The exercise:
Using the data below, copy every line that contains the word "text".

***** Exercise inputs *****

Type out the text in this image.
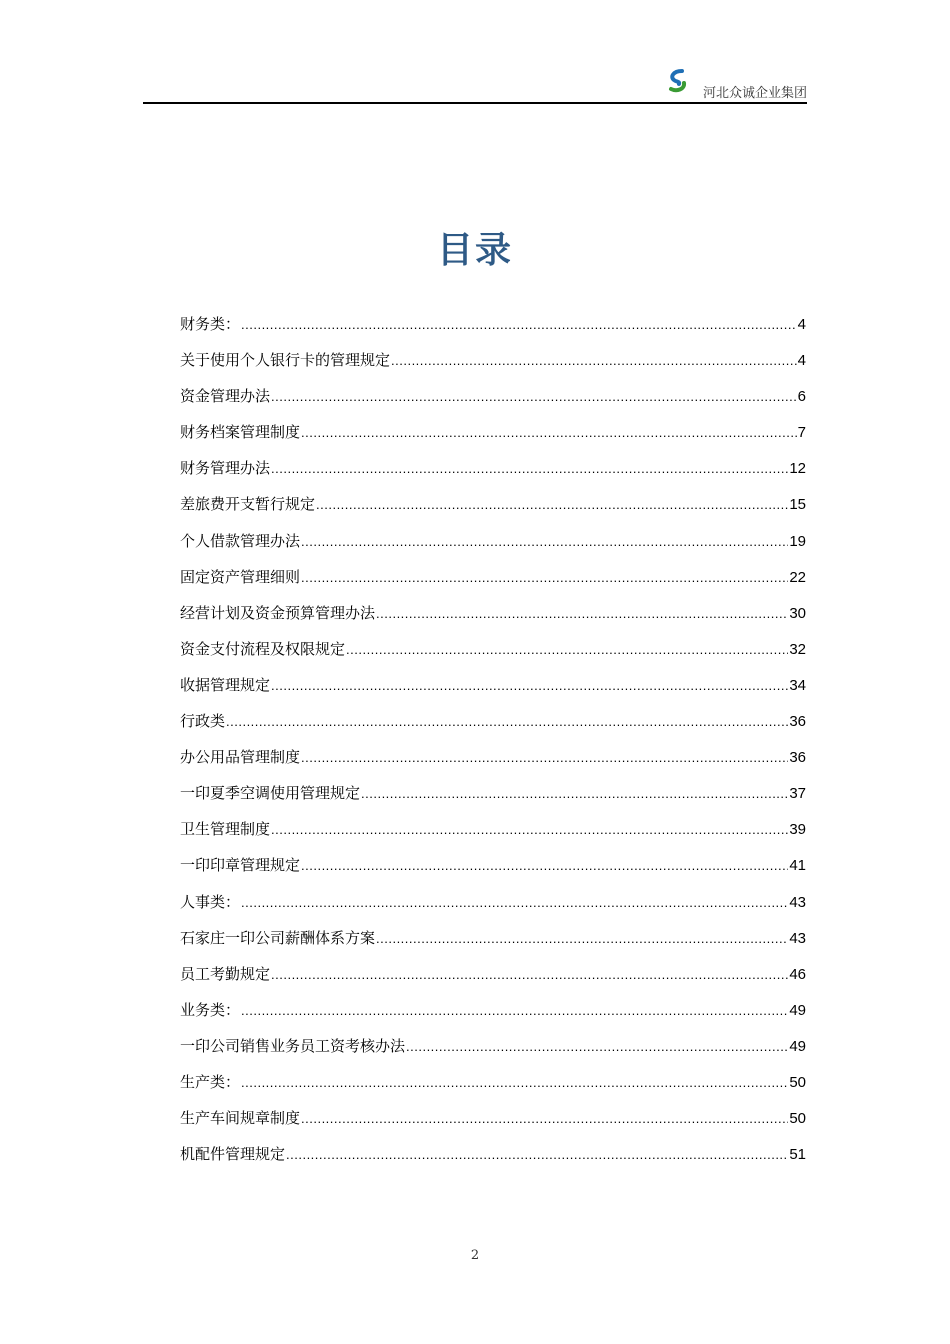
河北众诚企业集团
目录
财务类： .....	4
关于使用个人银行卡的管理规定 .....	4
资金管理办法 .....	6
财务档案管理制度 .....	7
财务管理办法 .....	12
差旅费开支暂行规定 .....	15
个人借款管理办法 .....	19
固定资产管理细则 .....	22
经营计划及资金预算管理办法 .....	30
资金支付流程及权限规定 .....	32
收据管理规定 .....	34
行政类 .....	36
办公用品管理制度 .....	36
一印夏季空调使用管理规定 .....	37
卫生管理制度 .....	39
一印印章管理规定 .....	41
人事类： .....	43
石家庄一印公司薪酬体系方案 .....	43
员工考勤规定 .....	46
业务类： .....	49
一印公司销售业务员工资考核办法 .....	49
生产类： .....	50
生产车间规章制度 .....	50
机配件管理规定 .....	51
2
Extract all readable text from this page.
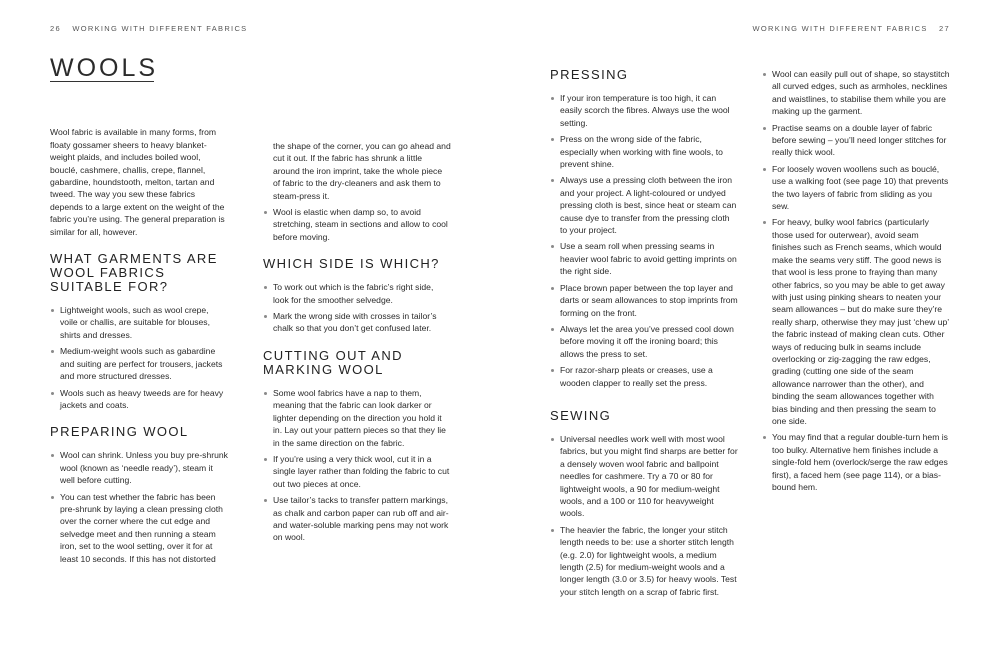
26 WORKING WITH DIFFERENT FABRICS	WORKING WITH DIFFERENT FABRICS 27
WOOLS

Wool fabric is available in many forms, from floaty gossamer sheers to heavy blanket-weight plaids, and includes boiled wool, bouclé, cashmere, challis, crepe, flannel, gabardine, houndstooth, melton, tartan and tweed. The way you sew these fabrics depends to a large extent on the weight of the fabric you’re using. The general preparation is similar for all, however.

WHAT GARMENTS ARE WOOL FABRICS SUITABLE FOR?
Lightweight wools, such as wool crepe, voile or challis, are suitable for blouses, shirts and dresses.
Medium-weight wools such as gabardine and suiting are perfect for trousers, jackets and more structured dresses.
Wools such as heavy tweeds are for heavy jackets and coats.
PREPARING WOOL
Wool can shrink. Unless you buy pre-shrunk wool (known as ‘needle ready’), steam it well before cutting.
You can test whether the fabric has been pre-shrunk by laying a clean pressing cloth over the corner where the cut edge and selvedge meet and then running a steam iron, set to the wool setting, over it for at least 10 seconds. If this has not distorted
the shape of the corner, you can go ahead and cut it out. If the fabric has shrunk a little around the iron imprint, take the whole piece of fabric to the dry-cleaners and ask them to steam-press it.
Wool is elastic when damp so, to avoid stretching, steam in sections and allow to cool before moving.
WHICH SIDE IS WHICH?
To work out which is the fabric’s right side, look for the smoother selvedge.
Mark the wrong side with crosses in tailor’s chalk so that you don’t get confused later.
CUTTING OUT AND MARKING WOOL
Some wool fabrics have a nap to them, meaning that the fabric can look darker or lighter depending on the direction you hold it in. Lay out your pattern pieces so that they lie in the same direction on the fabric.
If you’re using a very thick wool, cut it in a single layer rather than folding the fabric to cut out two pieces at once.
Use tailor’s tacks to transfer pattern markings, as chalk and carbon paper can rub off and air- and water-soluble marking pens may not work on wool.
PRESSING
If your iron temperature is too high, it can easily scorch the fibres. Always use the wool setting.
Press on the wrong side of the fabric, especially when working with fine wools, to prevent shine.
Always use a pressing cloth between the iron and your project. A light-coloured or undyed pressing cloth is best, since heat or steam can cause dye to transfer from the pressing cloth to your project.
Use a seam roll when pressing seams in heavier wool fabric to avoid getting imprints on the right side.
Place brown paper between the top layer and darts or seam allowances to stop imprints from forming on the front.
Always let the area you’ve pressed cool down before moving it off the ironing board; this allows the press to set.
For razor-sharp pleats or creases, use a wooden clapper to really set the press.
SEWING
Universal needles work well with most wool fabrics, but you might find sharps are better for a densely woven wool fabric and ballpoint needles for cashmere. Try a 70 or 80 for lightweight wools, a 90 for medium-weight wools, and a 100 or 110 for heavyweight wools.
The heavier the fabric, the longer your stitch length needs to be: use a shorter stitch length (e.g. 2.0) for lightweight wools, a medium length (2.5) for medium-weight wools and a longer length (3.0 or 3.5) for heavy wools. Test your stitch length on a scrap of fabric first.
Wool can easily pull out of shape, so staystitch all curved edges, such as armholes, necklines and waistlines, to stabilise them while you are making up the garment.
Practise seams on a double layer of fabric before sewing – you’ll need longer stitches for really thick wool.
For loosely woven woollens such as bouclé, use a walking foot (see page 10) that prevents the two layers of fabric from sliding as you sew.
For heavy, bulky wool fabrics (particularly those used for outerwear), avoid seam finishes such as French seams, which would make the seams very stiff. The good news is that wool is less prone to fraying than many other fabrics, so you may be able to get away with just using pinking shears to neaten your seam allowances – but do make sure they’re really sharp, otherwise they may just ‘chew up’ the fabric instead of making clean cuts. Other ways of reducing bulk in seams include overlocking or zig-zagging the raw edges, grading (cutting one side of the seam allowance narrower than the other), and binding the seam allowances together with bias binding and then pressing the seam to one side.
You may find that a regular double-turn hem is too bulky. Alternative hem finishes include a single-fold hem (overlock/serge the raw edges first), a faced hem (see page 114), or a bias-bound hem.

*****

The result:
Type out the text in this image.
Extract all readable text from this page.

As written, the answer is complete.